● **TASK DETAILS**
Nothing before the line containing "Transcribe the text in this document." belongs in the answer; quote that line and all lines after it through the end of the material, word for word.

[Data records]
• • • • • • •

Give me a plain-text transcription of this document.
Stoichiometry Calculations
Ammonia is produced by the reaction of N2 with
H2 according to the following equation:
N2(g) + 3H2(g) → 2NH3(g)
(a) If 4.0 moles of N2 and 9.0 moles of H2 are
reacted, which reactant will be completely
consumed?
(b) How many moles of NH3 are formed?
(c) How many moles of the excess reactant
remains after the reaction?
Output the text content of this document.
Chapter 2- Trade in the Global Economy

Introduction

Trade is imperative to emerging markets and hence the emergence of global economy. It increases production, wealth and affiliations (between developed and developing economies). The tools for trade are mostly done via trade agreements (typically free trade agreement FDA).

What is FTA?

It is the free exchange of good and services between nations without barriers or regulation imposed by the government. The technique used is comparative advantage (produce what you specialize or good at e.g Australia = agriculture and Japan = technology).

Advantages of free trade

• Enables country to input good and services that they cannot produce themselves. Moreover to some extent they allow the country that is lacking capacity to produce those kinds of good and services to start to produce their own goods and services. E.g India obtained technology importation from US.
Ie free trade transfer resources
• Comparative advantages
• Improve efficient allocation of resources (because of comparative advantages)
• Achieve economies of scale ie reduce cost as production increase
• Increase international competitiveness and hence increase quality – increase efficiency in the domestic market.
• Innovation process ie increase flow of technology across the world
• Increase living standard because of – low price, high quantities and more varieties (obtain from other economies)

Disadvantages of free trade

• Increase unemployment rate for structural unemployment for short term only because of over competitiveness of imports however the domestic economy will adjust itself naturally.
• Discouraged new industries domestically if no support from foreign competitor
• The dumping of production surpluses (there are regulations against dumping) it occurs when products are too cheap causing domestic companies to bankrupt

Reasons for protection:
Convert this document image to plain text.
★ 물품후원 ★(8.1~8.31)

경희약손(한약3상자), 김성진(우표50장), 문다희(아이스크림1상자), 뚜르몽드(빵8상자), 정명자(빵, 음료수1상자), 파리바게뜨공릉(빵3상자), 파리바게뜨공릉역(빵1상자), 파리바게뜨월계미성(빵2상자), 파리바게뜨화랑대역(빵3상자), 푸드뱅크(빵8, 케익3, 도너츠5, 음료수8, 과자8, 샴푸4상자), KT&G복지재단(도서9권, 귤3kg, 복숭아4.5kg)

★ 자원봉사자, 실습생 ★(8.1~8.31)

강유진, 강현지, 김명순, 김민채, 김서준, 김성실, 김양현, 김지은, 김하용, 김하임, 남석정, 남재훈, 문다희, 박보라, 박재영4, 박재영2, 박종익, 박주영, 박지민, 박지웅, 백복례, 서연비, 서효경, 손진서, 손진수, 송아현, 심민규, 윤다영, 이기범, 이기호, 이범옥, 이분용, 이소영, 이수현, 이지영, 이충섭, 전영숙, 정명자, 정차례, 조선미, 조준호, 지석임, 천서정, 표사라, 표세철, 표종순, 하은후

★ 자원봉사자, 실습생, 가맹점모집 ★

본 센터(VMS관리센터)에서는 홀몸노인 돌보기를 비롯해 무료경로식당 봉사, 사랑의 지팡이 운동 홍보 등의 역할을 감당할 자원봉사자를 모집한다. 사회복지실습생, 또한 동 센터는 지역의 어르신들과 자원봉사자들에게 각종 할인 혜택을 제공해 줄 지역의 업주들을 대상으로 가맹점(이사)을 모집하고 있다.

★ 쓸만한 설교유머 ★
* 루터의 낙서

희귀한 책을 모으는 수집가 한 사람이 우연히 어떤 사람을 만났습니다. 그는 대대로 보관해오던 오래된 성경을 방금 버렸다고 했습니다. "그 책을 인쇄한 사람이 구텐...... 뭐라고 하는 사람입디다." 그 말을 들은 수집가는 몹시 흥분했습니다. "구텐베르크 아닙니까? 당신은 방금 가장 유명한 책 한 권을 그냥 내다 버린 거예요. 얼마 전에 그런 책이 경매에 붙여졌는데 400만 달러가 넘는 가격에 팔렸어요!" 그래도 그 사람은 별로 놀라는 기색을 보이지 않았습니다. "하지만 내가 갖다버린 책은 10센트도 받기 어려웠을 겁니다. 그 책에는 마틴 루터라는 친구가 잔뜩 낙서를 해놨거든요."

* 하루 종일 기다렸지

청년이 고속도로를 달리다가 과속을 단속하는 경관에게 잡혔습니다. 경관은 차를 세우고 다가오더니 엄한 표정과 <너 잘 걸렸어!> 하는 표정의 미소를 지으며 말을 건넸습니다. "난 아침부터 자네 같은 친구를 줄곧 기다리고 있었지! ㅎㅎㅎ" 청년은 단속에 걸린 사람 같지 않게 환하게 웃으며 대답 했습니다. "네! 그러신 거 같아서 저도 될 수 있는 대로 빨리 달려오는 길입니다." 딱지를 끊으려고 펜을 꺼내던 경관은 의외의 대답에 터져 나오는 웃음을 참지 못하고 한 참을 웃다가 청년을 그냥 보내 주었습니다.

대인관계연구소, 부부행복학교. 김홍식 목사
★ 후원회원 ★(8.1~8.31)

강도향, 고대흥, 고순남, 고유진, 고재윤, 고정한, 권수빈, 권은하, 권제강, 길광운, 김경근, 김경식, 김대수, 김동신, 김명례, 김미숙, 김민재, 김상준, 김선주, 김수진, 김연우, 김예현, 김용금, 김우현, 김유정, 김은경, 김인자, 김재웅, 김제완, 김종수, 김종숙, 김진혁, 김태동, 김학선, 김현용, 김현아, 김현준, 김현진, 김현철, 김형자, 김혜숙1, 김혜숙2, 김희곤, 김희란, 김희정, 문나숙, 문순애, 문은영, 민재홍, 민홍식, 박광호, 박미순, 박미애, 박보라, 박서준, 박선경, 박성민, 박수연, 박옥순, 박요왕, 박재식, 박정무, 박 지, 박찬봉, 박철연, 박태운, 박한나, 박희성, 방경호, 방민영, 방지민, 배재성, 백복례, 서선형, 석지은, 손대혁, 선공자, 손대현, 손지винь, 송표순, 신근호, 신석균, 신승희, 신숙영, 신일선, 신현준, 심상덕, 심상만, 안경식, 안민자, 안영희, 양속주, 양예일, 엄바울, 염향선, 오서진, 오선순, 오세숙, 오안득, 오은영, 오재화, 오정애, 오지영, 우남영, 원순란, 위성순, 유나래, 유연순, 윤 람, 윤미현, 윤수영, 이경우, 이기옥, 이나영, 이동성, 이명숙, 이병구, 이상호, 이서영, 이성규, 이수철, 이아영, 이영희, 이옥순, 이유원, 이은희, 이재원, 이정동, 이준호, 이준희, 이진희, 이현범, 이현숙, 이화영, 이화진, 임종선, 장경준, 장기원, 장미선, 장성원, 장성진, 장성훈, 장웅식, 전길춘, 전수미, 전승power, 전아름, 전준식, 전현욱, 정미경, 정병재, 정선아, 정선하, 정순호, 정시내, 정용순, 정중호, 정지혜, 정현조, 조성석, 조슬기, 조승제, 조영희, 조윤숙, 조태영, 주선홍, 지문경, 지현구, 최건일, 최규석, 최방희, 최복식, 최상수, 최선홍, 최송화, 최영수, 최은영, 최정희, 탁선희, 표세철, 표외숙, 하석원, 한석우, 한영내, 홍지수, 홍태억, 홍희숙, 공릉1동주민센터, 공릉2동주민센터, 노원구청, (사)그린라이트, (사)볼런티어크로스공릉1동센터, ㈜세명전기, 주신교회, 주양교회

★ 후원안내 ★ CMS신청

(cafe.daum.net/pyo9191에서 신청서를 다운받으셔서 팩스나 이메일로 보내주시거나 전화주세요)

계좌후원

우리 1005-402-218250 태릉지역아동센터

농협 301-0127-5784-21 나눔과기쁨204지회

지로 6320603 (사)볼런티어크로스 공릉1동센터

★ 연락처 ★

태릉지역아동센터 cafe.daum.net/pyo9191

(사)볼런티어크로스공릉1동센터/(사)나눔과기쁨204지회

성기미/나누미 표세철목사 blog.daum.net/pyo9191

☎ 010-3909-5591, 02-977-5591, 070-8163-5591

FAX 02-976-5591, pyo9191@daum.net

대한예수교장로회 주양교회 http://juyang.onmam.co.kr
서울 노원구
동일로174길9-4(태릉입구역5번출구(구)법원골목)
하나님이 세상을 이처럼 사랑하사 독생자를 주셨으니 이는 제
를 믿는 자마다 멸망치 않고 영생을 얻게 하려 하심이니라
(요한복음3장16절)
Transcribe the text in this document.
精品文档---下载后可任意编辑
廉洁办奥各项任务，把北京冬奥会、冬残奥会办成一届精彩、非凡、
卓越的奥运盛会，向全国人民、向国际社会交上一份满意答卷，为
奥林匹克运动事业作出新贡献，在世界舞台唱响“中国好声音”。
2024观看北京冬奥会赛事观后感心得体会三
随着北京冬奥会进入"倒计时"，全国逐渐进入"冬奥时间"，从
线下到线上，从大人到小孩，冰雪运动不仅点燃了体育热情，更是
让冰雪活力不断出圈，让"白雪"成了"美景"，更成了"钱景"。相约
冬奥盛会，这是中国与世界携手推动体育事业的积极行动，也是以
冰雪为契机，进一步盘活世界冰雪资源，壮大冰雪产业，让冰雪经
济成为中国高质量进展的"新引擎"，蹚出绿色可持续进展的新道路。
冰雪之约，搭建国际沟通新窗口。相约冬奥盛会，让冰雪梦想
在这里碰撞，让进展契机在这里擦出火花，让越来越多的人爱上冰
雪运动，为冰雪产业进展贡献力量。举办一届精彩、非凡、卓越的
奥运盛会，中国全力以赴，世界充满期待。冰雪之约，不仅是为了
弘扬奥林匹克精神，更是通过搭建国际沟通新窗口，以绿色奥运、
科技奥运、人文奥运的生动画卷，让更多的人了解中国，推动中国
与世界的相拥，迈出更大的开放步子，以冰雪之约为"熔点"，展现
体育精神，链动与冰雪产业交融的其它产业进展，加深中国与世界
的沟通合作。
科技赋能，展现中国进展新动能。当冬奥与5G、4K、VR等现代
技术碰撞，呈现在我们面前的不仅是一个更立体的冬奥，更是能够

• • • • • • •

● **RESPONSE FOR THIS EXERCISE**
Transcribe the text in this document.
精品文档---下载后可任意编辑
廉洁办奥各项任务，把北京冬奥会、冬残奥会办成一届精彩、非凡、
卓越的奥运盛会，向全国人民、向国际社会交上一份满意答卷，为
奥林匹克运动事业作出新贡献，在世界舞台唱响“中国好声音”。
2024观看北京冬奥会赛事观后感心得体会三
随着北京冬奥会进入"倒计时"，全国逐渐进入"冬奥时间"，从
线下到线上，从大人到小孩，冰雪运动不仅点燃了体育热情，更是
让冰雪活力不断出圈，让"白雪"成了"美景"，更成了"钱景"。相约
冬奥盛会，这是中国与世界携手推动体育事业的积极行动，也是以
冰雪为契机，进一步盘活世界冰雪资源，壮大冰雪产业，让冰雪经
济成为中国高质量进展的"新引擎"，蹚出绿色可持续进展的新道路。
冰雪之约，搭建国际沟通新窗口。相约冬奥盛会，让冰雪梦想
在这里碰撞，让进展契机在这里擦出火花，让越来越多的人爱上冰
雪运动，为冰雪产业进展贡献力量。举办一届精彩、非凡、卓越的
奥运盛会，中国全力以赴，世界充满期待。冰雪之约，不仅是为了
弘扬奥林匹克精神，更是通过搭建国际沟通新窗口，以绿色奥运、
科技奥运、人文奥运的生动画卷，让更多的人了解中国，推动中国
与世界的相拥，迈出更大的开放步子，以冰雪之约为"熔点"，展现
体育精神，链动与冰雪产业交融的其它产业进展，加深中国与世界
的沟通合作。
科技赋能，展现中国进展新动能。当冬奥与5G、4K、VR等现代
技术碰撞，呈现在我们面前的不仅是一个更立体的冬奥，更是能够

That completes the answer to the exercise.